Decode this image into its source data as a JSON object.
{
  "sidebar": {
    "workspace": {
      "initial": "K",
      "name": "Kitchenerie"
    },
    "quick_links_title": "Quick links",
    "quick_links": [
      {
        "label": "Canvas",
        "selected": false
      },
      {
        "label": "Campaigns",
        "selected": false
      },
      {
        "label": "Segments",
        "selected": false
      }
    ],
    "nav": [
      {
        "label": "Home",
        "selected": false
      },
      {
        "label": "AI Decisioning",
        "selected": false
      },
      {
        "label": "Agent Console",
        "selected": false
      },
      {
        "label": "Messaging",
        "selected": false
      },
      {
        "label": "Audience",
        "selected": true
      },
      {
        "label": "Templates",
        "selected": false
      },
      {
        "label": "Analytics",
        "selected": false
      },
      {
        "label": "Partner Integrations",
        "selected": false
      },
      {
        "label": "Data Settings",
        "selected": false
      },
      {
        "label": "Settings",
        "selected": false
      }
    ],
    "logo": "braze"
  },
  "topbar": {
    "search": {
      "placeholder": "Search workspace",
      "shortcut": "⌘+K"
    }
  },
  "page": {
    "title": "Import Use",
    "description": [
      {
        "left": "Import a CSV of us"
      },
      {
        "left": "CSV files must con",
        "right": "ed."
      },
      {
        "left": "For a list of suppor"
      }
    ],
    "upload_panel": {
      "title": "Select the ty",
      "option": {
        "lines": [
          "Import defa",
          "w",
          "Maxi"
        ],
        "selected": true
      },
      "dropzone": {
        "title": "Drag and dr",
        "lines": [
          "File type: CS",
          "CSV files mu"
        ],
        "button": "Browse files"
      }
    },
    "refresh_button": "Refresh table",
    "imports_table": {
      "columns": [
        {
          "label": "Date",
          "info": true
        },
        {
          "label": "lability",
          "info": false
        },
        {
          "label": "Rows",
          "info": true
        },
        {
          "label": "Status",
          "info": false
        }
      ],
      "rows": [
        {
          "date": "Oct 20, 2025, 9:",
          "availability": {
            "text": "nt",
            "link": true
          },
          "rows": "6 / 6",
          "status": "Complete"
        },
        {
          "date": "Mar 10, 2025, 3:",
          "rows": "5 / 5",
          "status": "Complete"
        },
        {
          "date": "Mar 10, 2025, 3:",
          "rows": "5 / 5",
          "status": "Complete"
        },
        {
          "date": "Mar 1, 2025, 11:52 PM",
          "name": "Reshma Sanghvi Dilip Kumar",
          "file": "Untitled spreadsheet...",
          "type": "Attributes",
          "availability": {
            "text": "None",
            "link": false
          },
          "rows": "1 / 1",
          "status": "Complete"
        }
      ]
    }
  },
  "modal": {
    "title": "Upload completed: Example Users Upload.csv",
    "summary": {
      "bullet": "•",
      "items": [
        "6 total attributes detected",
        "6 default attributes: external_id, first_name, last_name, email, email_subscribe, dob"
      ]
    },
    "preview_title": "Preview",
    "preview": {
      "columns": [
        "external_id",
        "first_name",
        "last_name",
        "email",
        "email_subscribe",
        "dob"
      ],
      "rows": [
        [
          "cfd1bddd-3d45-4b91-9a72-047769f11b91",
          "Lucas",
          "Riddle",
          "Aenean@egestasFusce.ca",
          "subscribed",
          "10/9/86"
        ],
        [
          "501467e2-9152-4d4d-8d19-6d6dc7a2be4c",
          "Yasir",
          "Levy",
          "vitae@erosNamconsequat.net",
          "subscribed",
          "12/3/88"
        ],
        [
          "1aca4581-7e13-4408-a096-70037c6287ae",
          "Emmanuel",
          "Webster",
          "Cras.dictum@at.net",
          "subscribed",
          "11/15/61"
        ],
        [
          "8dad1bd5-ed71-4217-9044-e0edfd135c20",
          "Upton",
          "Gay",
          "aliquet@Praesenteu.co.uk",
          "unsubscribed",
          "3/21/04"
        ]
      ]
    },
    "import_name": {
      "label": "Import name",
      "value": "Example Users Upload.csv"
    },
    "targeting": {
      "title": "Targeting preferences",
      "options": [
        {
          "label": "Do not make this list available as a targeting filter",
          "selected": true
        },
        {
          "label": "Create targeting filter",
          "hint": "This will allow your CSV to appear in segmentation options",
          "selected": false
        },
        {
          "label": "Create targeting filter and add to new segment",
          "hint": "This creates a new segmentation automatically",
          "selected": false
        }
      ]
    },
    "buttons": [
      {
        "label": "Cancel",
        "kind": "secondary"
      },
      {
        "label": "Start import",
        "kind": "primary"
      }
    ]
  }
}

┄┄┄┄┄┄┄┄┄┄

**Aim**
Write out every line exactly as it stands.

**Problem solution**
Decode this image into its source data as a JSON object.
{
  "sidebar": {
    "workspace": {
      "initial": "K",
      "name": "Kitchenerie"
    },
    "quick_links_title": "Quick links",
    "quick_links": [
      {
        "label": "Canvas",
        "selected": false
      },
      {
        "label": "Campaigns",
        "selected": false
      },
      {
        "label": "Segments",
        "selected": false
      }
    ],
    "nav": [
      {
        "label": "Home",
        "selected": false
      },
      {
        "label": "AI Decisioning",
        "selected": false
      },
      {
        "label": "Agent Console",
        "selected": false
      },
      {
        "label": "Messaging",
        "selected": false
      },
      {
        "label": "Audience",
        "selected": true
      },
      {
        "label": "Templates",
        "selected": false
      },
      {
        "label": "Analytics",
        "selected": false
      },
      {
        "label": "Partner Integrations",
        "selected": false
      },
      {
        "label": "Data Settings",
        "selected": false
      },
      {
        "label": "Settings",
        "selected": false
      }
    ],
    "logo": "braze"
  },
  "topbar": {
    "search": {
      "placeholder": "Search workspace",
      "shortcut": "⌘+K"
    }
  },
  "page": {
    "title": "Import Use",
    "description": [
      {
        "left": "Import a CSV of us"
      },
      {
        "left": "CSV files must con",
        "right": "ed."
      },
      {
        "left": "For a list of suppor"
      }
    ],
    "upload_panel": {
      "title": "Select the ty",
      "option": {
        "lines": [
          "Import defa",
          "w",
          "Maxi"
        ],
        "selected": true
      },
      "dropzone": {
        "title": "Drag and dr",
        "lines": [
          "File type: CS",
          "CSV files mu"
        ],
        "button": "Browse files"
      }
    },
    "refresh_button": "Refresh table",
    "imports_table": {
      "columns": [
        {
          "label": "Date",
          "info": true
        },
        {
          "label": "lability",
          "info": false
        },
        {
          "label": "Rows",
          "info": true
        },
        {
          "label": "Status",
          "info": false
        }
      ],
      "rows": [
        {
          "date": "Oct 20, 2025, 9:",
          "availability": {
            "text": "nt",
            "link": true
          },
          "rows": "6 / 6",
          "status": "Complete"
        },
        {
          "date": "Mar 10, 2025, 3:",
          "rows": "5 / 5",
          "status": "Complete"
        },
        {
          "date": "Mar 10, 2025, 3:",
          "rows": "5 / 5",
          "status": "Complete"
        },
        {
          "date": "Mar 1, 2025, 11:52 PM",
          "name": "Reshma Sanghvi Dilip Kumar",
          "file": "Untitled spreadsheet...",
          "type": "Attributes",
          "availability": {
            "text": "None",
            "link": false
          },
          "rows": "1 / 1",
          "status": "Complete"
        }
      ]
    }
  },
  "modal": {
    "title": "Upload completed: Example Users Upload.csv",
    "summary": {
      "bullet": "•",
      "items": [
        "6 total attributes detected",
        "6 default attributes: external_id, first_name, last_name, email, email_subscribe, dob"
      ]
    },
    "preview_title": "Preview",
    "preview": {
      "columns": [
        "external_id",
        "first_name",
        "last_name",
        "email",
        "email_subscribe",
        "dob"
      ],
      "rows": [
        [
          "cfd1bddd-3d45-4b91-9a72-047769f11b91",
          "Lucas",
          "Riddle",
          "Aenean@egestasFusce.ca",
          "subscribed",
          "10/9/86"
        ],
        [
          "501467e2-9152-4d4d-8d19-6d6dc7a2be4c",
          "Yasir",
          "Levy",
          "vitae@erosNamconsequat.net",
          "subscribed",
          "12/3/88"
        ],
        [
          "1aca4581-7e13-4408-a096-70037c6287ae",
          "Emmanuel",
          "Webster",
          "Cras.dictum@at.net",
          "subscribed",
          "11/15/61"
        ],
        [
          "8dad1bd5-ed71-4217-9044-e0edfd135c20",
          "Upton",
          "Gay",
          "aliquet@Praesenteu.co.uk",
          "unsubscribed",
          "3/21/04"
        ]
      ]
    },
    "import_name": {
      "label": "Import name",
      "value": "Example Users Upload.csv"
    },
    "targeting": {
      "title": "Targeting preferences",
      "options": [
        {
          "label": "Do not make this list available as a targeting filter",
          "selected": true
        },
        {
          "label": "Create targeting filter",
          "hint": "This will allow your CSV to appear in segmentation options",
          "selected": false
        },
        {
          "label": "Create targeting filter and add to new segment",
          "hint": "This creates a new segmentation automatically",
          "selected": false
        }
      ]
    },
    "buttons": [
      {
        "label": "Cancel",
        "kind": "secondary"
      },
      {
        "label": "Start import",
        "kind": "primary"
      }
    ]
  }
}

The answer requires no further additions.